━━━ Supplied entries

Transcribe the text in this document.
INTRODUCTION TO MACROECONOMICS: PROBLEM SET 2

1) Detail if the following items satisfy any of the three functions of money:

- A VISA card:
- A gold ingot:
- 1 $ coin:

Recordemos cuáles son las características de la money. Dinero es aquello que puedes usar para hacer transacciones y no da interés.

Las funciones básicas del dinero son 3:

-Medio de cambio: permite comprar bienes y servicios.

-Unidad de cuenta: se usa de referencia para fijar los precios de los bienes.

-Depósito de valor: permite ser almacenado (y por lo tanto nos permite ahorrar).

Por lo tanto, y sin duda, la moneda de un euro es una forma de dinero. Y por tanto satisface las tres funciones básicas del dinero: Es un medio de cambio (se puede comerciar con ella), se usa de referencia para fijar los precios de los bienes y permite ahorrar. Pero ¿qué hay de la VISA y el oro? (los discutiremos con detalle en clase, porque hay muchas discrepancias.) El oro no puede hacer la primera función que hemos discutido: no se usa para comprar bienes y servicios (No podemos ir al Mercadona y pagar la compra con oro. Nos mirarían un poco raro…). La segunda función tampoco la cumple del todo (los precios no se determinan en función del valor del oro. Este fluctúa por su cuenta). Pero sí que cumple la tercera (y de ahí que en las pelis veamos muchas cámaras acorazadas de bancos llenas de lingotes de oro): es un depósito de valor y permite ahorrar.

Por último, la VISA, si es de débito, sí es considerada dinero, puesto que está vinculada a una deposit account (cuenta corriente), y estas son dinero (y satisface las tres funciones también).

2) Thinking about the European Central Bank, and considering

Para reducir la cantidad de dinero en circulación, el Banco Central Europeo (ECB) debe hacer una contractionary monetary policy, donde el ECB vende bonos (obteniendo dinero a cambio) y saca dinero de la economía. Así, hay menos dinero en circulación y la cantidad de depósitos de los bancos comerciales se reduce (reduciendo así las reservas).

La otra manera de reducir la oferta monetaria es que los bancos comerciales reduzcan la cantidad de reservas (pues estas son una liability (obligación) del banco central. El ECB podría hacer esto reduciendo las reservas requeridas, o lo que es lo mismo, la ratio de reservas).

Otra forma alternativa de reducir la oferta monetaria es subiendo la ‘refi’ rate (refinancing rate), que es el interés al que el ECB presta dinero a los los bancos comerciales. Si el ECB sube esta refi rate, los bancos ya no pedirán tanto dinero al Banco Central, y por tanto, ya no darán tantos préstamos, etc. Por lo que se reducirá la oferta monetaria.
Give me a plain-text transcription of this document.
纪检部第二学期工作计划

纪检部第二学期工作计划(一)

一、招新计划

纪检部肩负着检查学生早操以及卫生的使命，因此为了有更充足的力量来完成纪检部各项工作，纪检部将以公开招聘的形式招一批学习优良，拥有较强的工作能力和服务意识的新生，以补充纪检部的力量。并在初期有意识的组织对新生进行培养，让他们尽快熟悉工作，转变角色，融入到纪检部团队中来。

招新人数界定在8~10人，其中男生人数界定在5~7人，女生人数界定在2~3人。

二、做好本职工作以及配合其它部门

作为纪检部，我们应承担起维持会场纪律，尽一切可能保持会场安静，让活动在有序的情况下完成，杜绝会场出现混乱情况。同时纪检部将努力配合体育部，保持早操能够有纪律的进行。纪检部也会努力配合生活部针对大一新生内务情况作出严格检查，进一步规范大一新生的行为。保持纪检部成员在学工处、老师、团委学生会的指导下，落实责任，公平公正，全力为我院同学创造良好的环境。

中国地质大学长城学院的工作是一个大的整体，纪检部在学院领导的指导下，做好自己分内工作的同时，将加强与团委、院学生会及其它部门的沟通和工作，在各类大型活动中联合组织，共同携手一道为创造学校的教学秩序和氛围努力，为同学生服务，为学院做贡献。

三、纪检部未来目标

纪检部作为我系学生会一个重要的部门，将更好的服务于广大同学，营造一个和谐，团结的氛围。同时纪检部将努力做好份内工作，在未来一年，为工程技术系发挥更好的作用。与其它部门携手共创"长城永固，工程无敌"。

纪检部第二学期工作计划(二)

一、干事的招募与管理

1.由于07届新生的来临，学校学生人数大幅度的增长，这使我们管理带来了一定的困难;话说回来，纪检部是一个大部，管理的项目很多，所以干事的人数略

━━━━━━

Starting from the line containing "Give me a plain-text" and ending with the final line of the data, reproduce each line exactly as it appears, including no other lines.

[Solution to this problem]
Give me a plain-text transcription of this document.
纪检部第二学期工作计划

纪检部第二学期工作计划(一)

一、招新计划

纪检部肩负着检查学生早操以及卫生的使命，因此为了有更充足的力量来完成纪检部各项工作，纪检部将以公开招聘的形式招一批学习优良，拥有较强的工作能力和服务意识的新生，以补充纪检部的力量。并在初期有意识的组织对新生进行培养，让他们尽快熟悉工作，转变角色，融入到纪检部团队中来。

招新人数界定在8~10人，其中男生人数界定在5~7人，女生人数界定在2~3人。

二、做好本职工作以及配合其它部门

作为纪检部，我们应承担起维持会场纪律，尽一切可能保持会场安静，让活动在有序的情况下完成，杜绝会场出现混乱情况。同时纪检部将努力配合体育部，保持早操能够有纪律的进行。纪检部也会努力配合生活部针对大一新生内务情况作出严格检查，进一步规范大一新生的行为。保持纪检部成员在学工处、老师、团委学生会的指导下，落实责任，公平公正，全力为我院同学创造良好的环境。

中国地质大学长城学院的工作是一个大的整体，纪检部在学院领导的指导下，做好自己分内工作的同时，将加强与团委、院学生会及其它部门的沟通和工作，在各类大型活动中联合组织，共同携手一道为创造学校的教学秩序和氛围努力，为同学生服务，为学院做贡献。

三、纪检部未来目标

纪检部作为我系学生会一个重要的部门，将更好的服务于广大同学，营造一个和谐，团结的氛围。同时纪检部将努力做好份内工作，在未来一年，为工程技术系发挥更好的作用。与其它部门携手共创"长城永固，工程无敌"。

纪检部第二学期工作计划(二)

一、干事的招募与管理

1.由于07届新生的来临，学校学生人数大幅度的增长，这使我们管理带来了一定的困难;话说回来，纪检部是一个大部，管理的项目很多，所以干事的人数略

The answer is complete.